>> begin Data supplied

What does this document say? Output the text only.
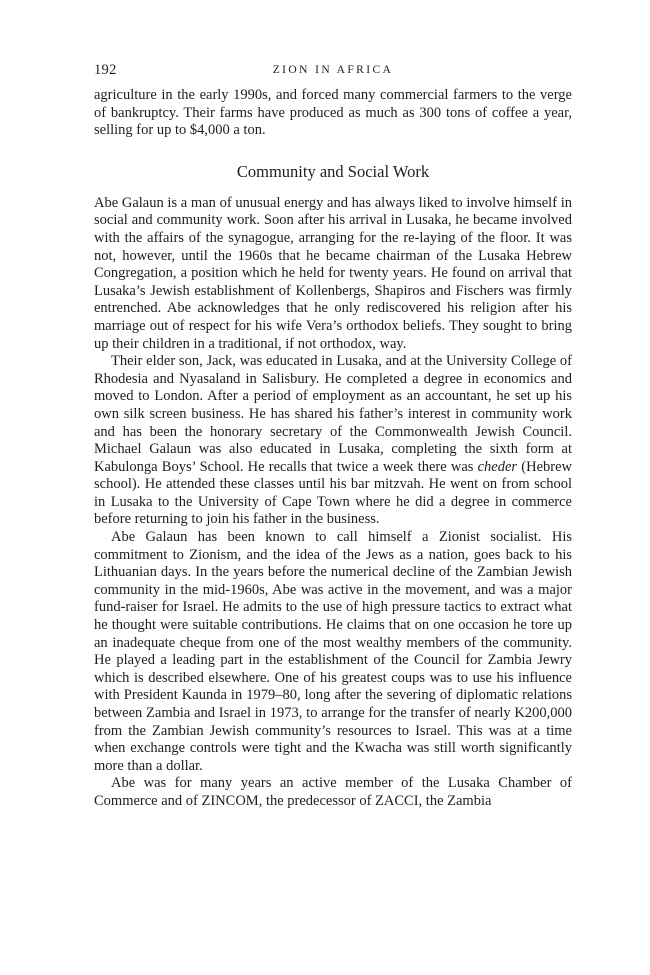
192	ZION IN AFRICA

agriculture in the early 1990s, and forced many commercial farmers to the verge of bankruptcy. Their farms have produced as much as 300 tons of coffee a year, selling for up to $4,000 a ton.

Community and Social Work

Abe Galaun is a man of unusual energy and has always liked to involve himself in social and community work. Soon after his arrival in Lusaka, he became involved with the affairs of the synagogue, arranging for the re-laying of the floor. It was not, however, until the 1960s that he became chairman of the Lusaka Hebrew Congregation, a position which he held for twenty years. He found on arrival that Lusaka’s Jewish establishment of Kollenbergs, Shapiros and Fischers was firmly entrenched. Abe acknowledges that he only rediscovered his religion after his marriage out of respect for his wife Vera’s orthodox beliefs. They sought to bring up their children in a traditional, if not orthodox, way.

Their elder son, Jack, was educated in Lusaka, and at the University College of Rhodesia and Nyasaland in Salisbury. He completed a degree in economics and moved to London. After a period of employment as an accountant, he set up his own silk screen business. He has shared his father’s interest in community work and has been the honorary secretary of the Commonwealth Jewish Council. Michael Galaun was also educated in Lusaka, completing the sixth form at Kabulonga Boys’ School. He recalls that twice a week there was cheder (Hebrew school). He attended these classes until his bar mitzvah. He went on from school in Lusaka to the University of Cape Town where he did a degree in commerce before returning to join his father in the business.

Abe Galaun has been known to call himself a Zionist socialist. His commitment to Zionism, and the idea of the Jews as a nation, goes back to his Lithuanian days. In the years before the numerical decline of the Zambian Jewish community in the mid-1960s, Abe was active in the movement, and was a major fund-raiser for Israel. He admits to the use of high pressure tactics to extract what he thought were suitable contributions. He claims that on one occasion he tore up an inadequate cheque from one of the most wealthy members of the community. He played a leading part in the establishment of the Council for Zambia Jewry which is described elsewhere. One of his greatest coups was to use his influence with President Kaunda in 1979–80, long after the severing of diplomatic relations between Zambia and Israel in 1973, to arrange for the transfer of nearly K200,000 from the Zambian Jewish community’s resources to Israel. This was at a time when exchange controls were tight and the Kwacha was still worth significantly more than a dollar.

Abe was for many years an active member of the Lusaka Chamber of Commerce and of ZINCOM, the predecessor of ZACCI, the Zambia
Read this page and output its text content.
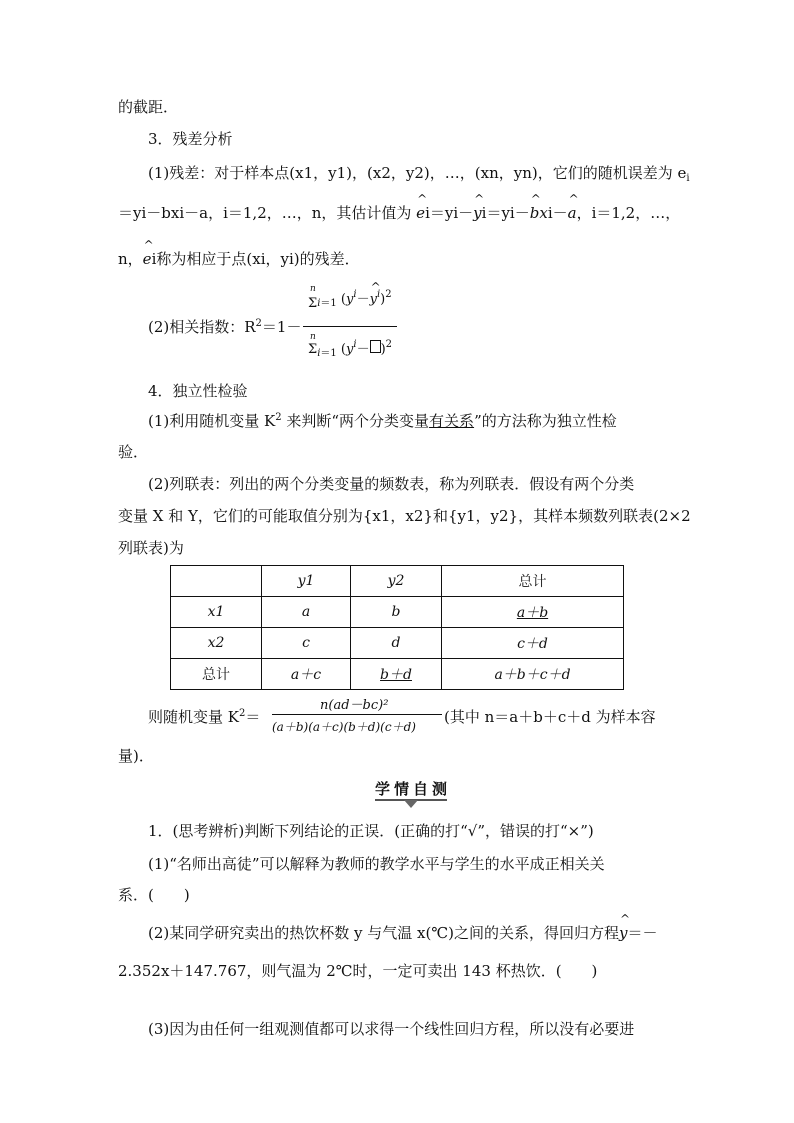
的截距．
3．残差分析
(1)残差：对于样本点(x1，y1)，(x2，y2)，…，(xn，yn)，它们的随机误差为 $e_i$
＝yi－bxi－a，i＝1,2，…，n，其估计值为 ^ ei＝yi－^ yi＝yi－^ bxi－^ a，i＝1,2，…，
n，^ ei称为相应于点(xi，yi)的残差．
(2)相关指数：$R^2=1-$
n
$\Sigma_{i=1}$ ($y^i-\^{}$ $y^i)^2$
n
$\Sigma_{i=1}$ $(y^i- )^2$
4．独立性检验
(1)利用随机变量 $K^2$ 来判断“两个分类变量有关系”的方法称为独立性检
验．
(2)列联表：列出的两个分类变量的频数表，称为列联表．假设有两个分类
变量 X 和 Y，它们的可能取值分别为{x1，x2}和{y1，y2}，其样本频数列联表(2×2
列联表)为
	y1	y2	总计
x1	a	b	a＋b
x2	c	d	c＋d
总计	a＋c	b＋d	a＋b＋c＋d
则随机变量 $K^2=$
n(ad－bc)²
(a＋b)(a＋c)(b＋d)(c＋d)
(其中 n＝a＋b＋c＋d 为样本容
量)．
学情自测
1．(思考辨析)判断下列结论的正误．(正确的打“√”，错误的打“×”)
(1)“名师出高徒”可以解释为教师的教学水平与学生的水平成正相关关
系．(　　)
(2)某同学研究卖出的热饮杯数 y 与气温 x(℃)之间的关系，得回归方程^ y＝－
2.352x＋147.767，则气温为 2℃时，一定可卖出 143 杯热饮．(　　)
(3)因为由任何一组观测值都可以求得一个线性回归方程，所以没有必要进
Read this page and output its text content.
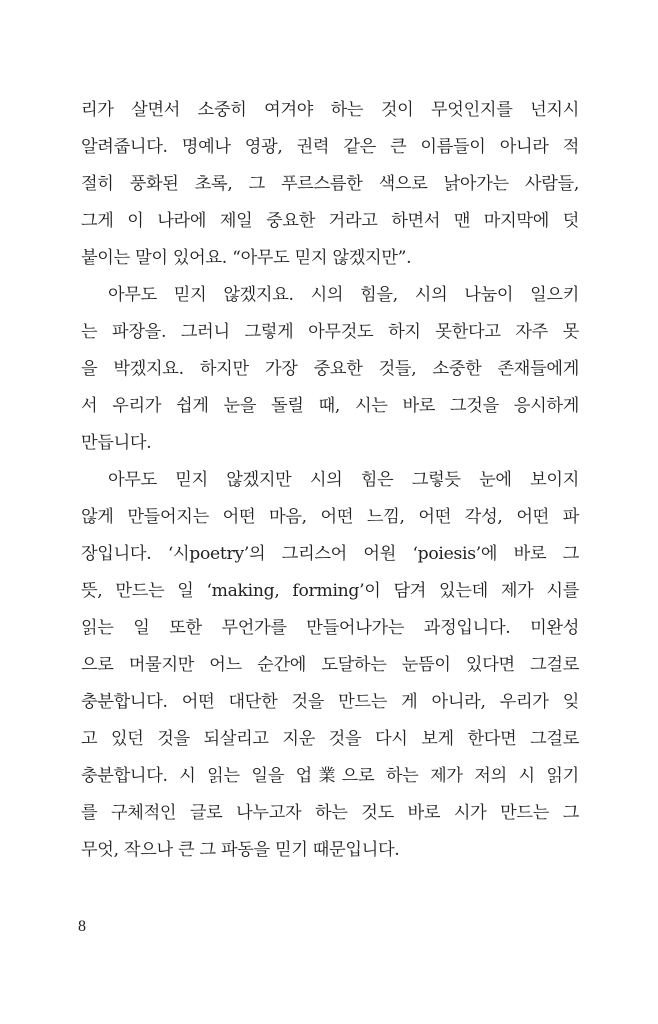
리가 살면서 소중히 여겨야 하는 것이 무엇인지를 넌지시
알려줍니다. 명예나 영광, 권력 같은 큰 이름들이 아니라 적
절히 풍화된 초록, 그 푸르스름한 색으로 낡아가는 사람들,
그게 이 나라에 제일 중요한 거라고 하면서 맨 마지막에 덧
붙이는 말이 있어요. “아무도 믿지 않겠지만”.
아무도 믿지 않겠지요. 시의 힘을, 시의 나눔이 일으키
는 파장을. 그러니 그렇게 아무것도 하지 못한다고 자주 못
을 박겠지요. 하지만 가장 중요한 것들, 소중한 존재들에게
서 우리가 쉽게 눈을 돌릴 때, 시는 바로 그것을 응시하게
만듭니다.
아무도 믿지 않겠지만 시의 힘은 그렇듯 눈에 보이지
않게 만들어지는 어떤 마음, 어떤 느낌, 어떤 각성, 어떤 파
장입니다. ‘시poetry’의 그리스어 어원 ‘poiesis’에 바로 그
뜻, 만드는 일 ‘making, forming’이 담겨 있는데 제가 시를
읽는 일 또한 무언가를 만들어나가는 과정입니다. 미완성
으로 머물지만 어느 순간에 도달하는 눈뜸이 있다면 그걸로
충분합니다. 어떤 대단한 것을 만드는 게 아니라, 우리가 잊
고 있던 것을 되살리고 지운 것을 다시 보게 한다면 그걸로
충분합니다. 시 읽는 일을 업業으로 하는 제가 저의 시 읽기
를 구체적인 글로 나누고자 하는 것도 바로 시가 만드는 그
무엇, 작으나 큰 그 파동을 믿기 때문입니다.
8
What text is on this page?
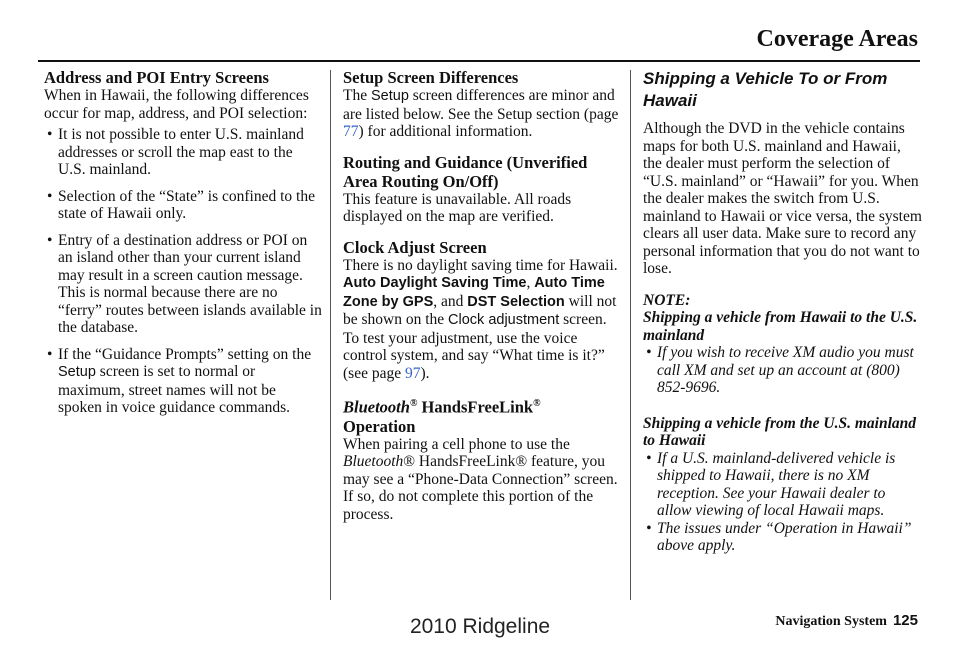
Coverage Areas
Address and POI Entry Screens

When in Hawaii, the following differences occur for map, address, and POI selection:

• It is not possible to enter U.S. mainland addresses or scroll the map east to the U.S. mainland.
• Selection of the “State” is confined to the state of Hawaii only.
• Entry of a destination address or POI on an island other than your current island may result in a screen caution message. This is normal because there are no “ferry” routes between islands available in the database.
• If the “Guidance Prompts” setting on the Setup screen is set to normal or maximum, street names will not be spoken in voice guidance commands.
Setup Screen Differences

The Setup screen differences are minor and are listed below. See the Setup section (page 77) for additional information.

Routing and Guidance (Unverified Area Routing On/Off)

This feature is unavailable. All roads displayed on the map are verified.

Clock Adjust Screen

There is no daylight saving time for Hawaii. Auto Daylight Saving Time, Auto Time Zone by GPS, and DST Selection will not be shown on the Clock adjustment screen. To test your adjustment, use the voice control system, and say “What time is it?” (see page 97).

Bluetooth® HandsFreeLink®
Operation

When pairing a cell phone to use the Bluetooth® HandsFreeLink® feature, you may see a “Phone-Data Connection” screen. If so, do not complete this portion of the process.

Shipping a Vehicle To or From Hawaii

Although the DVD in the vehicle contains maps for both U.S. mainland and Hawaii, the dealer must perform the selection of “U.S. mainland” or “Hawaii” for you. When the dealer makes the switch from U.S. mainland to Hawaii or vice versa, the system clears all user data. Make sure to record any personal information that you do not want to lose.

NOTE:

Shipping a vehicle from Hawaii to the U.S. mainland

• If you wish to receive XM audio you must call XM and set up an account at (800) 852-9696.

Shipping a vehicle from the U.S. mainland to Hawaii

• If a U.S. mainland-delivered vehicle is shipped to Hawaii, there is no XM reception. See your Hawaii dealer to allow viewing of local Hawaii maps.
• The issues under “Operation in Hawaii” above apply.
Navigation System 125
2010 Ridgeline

>> end Data supplied

Using the material above, count the lines containing the word "Guidance". Reply with the number alone.

2